**Items from a dataset:**
===============

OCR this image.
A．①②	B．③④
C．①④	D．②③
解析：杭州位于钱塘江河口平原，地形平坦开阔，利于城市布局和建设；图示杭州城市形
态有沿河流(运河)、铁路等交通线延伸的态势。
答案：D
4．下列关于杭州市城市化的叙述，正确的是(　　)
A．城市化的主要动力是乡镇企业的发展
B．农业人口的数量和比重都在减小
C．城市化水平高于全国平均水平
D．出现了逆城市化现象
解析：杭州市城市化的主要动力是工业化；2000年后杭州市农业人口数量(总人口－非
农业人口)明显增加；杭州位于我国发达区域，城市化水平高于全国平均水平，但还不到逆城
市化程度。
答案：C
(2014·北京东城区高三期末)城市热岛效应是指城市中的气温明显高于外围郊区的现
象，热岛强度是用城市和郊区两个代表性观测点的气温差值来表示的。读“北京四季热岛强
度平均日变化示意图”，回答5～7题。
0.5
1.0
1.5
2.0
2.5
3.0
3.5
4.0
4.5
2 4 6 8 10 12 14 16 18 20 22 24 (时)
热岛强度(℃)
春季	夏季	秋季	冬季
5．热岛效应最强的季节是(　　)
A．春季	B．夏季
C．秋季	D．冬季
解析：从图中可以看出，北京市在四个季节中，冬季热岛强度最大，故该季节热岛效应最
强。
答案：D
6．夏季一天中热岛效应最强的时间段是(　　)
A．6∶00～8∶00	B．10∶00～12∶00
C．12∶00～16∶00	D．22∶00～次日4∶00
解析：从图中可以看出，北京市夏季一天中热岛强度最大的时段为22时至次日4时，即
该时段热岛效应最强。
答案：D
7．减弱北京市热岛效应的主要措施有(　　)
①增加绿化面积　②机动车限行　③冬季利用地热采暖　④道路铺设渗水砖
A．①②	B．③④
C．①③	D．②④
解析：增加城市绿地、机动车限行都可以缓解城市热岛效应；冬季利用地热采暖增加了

===============

Go through the listing and print each line exactly as it appears.

**Output below:**
OCR this image.
A．①②	B．③④
C．①④	D．②③
解析：杭州位于钱塘江河口平原，地形平坦开阔，利于城市布局和建设；图示杭州城市形
态有沿河流(运河)、铁路等交通线延伸的态势。
答案：D
4．下列关于杭州市城市化的叙述，正确的是(　　)
A．城市化的主要动力是乡镇企业的发展
B．农业人口的数量和比重都在减小
C．城市化水平高于全国平均水平
D．出现了逆城市化现象
解析：杭州市城市化的主要动力是工业化；2000年后杭州市农业人口数量(总人口－非
农业人口)明显增加；杭州位于我国发达区域，城市化水平高于全国平均水平，但还不到逆城
市化程度。
答案：C
(2014·北京东城区高三期末)城市热岛效应是指城市中的气温明显高于外围郊区的现
象，热岛强度是用城市和郊区两个代表性观测点的气温差值来表示的。读“北京四季热岛强
度平均日变化示意图”，回答5～7题。
0.5
1.0
1.5
2.0
2.5
3.0
3.5
4.0
4.5
2 4 6 8 10 12 14 16 18 20 22 24 (时)
热岛强度(℃)
春季	夏季	秋季	冬季
5．热岛效应最强的季节是(　　)
A．春季	B．夏季
C．秋季	D．冬季
解析：从图中可以看出，北京市在四个季节中，冬季热岛强度最大，故该季节热岛效应最
强。
答案：D
6．夏季一天中热岛效应最强的时间段是(　　)
A．6∶00～8∶00	B．10∶00～12∶00
C．12∶00～16∶00	D．22∶00～次日4∶00
解析：从图中可以看出，北京市夏季一天中热岛强度最大的时段为22时至次日4时，即
该时段热岛效应最强。
答案：D
7．减弱北京市热岛效应的主要措施有(　　)
①增加绿化面积　②机动车限行　③冬季利用地热采暖　④道路铺设渗水砖
A．①②	B．③④
C．①③	D．②④
解析：增加城市绿地、机动车限行都可以缓解城市热岛效应；冬季利用地热采暖增加了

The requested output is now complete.